Work instructions => Show, in full, each line of the data that contains "forms".

***** Given information

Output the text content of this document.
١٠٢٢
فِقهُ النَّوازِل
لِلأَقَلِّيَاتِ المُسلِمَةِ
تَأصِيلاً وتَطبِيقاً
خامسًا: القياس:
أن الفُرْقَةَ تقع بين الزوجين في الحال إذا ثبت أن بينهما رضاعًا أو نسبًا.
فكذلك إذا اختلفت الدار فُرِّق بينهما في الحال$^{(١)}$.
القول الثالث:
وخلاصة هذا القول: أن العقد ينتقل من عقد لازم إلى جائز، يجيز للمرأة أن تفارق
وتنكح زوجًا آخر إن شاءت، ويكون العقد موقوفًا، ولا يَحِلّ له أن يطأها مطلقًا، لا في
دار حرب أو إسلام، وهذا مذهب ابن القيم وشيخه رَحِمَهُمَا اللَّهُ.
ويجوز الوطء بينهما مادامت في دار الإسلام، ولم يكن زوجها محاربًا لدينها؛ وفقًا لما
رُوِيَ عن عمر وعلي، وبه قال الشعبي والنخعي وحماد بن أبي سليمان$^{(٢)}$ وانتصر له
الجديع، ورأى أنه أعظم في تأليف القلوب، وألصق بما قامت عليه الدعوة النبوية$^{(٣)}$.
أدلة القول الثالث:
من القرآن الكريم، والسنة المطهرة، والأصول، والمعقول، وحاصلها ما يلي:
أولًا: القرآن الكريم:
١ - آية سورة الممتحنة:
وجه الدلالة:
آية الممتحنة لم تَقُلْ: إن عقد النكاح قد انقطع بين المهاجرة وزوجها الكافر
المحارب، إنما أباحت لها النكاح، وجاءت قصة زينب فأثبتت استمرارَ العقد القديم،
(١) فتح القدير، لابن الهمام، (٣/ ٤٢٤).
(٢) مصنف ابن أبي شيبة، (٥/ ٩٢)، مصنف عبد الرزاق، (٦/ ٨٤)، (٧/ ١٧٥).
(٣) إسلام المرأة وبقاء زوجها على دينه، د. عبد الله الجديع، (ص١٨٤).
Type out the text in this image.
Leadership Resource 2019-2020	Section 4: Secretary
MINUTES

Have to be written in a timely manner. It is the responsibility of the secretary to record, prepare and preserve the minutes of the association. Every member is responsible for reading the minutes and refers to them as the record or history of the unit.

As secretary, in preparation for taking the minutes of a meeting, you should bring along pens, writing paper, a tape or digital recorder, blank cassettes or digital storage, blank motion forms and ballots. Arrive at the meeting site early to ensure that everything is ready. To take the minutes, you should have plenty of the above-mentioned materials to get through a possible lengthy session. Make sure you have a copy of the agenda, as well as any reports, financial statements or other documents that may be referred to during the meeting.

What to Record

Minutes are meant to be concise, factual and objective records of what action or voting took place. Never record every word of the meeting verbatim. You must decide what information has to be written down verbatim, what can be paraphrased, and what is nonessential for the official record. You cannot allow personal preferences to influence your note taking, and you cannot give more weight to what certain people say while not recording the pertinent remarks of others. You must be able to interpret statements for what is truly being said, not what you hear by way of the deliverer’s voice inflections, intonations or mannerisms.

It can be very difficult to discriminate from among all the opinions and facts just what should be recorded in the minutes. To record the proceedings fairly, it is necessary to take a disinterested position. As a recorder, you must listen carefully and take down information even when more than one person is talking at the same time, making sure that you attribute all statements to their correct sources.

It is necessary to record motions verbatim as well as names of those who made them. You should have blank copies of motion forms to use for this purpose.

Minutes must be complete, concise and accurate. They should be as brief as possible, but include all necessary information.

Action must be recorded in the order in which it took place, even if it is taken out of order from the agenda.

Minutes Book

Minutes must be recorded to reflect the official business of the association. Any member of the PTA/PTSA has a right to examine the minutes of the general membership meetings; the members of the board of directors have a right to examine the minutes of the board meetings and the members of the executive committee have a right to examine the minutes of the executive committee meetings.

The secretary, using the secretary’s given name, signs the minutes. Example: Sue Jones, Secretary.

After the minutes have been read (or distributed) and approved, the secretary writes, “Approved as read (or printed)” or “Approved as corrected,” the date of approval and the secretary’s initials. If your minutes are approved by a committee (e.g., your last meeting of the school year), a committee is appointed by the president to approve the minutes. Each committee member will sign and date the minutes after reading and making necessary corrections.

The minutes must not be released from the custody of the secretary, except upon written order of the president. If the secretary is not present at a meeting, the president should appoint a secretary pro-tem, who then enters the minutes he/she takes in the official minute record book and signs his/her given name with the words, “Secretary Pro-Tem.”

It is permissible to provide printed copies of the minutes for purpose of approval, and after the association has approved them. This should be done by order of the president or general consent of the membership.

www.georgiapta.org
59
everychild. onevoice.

**********

Solution to this exercise =>
As secretary, in preparation for taking the minutes of a meeting, you should bring along pens, writing paper, a tape or digital recorder, blank cassettes or digital storage, blank motion forms and ballots. Arrive at the meeting site early to ensure that everything is ready. To take the minutes, you should have plenty of the above-mentioned materials to get through a possible lengthy session. Make sure you have a copy of the agenda, as well as any reports, financial statements or other documents that may be referred to during the meeting.
It is necessary to record motions verbatim as well as names of those who made them. You should have blank copies of motion forms to use for this purpose.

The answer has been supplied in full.